» **AIM OF THE EXERCISE**
Report, word for word, every line of the material that contains "Number".

» **SUPPLIED MATERIAL**
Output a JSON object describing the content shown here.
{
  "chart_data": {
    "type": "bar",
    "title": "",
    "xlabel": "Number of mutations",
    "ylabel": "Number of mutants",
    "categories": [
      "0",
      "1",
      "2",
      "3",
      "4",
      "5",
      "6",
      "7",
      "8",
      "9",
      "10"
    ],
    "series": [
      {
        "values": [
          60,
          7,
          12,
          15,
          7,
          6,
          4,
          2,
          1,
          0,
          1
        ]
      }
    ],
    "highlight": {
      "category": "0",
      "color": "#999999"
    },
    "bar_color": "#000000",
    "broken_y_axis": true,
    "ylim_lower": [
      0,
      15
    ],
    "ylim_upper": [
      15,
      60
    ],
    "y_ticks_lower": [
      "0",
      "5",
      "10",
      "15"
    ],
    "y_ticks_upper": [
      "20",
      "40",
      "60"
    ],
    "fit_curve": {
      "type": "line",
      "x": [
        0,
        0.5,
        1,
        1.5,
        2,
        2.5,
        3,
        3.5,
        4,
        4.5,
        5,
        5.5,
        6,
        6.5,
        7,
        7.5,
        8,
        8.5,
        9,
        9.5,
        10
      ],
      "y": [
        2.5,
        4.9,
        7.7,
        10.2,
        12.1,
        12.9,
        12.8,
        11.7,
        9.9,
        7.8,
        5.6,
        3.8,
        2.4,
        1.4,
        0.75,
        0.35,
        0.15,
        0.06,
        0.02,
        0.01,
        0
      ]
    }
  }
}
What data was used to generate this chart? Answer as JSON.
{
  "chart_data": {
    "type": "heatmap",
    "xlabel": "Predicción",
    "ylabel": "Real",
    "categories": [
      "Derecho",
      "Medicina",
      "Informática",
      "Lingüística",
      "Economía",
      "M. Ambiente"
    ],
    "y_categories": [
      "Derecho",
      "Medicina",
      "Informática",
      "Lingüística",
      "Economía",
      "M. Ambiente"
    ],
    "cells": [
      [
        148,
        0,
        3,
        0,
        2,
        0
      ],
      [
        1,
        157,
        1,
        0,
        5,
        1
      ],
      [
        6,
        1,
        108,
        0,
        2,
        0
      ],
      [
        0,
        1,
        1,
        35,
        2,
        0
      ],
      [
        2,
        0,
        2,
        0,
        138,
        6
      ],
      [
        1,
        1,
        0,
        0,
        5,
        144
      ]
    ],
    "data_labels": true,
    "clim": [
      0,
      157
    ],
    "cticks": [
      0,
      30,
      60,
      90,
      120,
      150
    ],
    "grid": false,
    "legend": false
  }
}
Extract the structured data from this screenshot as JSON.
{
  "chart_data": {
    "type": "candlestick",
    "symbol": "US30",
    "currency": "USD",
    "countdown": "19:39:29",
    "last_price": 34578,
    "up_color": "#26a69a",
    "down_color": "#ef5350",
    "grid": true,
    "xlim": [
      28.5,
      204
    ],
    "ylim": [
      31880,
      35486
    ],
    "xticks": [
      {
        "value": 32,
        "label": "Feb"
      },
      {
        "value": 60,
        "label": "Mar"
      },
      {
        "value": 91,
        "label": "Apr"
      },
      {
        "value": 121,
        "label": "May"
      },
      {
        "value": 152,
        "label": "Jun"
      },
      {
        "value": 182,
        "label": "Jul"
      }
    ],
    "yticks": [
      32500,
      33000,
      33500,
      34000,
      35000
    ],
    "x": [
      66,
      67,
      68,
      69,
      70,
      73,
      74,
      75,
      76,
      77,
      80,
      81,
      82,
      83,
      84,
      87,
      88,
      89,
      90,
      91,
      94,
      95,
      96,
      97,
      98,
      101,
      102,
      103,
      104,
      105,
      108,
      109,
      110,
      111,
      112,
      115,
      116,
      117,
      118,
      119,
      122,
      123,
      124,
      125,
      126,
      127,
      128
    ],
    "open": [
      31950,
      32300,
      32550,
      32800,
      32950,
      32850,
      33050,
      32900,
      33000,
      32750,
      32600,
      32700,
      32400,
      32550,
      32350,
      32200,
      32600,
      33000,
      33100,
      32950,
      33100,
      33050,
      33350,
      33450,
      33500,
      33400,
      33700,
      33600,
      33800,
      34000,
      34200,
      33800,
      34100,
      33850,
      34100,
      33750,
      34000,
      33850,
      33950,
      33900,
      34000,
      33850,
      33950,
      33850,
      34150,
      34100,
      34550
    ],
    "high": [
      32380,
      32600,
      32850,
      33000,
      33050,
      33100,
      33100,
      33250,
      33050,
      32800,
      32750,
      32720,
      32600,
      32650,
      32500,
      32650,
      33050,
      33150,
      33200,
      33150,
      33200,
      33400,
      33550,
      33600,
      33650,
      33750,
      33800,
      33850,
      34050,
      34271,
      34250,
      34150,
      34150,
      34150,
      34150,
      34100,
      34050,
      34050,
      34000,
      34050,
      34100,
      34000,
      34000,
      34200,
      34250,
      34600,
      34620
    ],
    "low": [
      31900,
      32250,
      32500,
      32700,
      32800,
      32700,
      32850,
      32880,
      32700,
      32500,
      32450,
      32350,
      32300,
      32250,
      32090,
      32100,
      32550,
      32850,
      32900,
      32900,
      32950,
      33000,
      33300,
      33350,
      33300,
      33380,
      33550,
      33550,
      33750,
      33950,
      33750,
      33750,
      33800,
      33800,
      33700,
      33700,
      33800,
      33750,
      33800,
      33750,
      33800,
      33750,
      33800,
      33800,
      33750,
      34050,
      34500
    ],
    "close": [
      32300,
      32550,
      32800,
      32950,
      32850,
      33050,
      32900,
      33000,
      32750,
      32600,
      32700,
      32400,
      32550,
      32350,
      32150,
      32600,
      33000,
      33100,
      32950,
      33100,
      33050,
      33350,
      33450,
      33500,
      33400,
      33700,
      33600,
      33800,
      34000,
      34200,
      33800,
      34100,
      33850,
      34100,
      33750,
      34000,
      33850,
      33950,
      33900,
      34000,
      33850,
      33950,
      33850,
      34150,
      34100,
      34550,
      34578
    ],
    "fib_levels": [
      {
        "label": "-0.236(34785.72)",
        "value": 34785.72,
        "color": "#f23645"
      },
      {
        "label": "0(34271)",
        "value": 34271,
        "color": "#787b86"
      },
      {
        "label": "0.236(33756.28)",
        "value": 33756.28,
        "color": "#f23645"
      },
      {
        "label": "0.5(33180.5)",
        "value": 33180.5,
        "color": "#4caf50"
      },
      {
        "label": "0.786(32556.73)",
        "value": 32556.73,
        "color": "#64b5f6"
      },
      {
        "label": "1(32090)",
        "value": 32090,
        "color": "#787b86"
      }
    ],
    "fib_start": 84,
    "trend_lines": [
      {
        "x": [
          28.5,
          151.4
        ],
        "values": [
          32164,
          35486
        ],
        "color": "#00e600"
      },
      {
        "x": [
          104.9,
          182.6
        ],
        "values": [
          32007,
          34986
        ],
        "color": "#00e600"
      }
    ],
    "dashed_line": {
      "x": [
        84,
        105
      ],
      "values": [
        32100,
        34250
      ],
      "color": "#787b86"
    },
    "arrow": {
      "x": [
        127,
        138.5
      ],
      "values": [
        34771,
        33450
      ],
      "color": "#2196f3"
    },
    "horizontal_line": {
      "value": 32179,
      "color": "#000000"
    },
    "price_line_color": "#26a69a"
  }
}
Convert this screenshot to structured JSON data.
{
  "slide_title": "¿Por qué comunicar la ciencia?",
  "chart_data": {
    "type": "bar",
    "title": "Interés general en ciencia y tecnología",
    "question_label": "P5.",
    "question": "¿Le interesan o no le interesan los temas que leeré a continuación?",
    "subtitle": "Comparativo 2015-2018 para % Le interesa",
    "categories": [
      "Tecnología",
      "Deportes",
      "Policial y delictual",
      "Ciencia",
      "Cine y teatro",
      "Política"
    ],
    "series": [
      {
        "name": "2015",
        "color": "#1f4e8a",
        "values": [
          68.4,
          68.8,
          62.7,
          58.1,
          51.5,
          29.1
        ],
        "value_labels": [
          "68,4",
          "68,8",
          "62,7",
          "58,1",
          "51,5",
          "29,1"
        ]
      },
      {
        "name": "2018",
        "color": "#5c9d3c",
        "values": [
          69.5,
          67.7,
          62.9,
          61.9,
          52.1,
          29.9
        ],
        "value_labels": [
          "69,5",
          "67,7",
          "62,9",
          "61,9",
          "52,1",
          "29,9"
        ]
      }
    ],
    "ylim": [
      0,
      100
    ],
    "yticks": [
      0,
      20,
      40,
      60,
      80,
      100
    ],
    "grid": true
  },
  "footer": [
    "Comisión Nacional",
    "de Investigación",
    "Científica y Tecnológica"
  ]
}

» **SOLVED EXERCISE**
    "xlabel": "Number of mutations",
    "ylabel": "Number of mutants",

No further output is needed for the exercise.